Across the entries below, how many lines contain the string "Trustee"? Give only the count.

(Dataset excerpt)
▬▬▬▬▬▬

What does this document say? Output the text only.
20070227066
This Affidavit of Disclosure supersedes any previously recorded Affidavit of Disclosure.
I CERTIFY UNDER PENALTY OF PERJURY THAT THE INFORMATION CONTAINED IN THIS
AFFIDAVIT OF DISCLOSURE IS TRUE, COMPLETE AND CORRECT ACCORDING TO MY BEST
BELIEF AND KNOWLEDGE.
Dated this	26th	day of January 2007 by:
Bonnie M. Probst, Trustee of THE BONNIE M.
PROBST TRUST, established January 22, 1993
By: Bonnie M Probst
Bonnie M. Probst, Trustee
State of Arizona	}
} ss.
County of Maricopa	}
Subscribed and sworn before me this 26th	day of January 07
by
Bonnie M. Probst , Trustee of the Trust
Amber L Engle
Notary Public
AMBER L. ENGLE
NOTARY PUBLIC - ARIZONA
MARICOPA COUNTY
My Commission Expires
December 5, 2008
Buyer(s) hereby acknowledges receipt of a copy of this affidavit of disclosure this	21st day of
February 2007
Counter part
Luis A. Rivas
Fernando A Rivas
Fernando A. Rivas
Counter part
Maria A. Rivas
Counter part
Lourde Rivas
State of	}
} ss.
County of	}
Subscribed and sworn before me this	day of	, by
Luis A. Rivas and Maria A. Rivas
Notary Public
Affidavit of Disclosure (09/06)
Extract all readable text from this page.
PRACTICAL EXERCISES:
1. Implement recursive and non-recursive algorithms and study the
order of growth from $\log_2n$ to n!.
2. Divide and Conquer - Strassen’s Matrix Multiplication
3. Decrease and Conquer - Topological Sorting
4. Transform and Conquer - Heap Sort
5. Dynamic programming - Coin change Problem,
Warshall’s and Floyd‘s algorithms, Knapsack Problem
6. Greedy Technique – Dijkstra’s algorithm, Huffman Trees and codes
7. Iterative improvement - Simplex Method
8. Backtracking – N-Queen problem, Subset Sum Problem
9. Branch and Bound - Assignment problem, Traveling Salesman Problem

▬▬▬▬▬▬

▶ **REPLY TO THE EXERCISE**:
3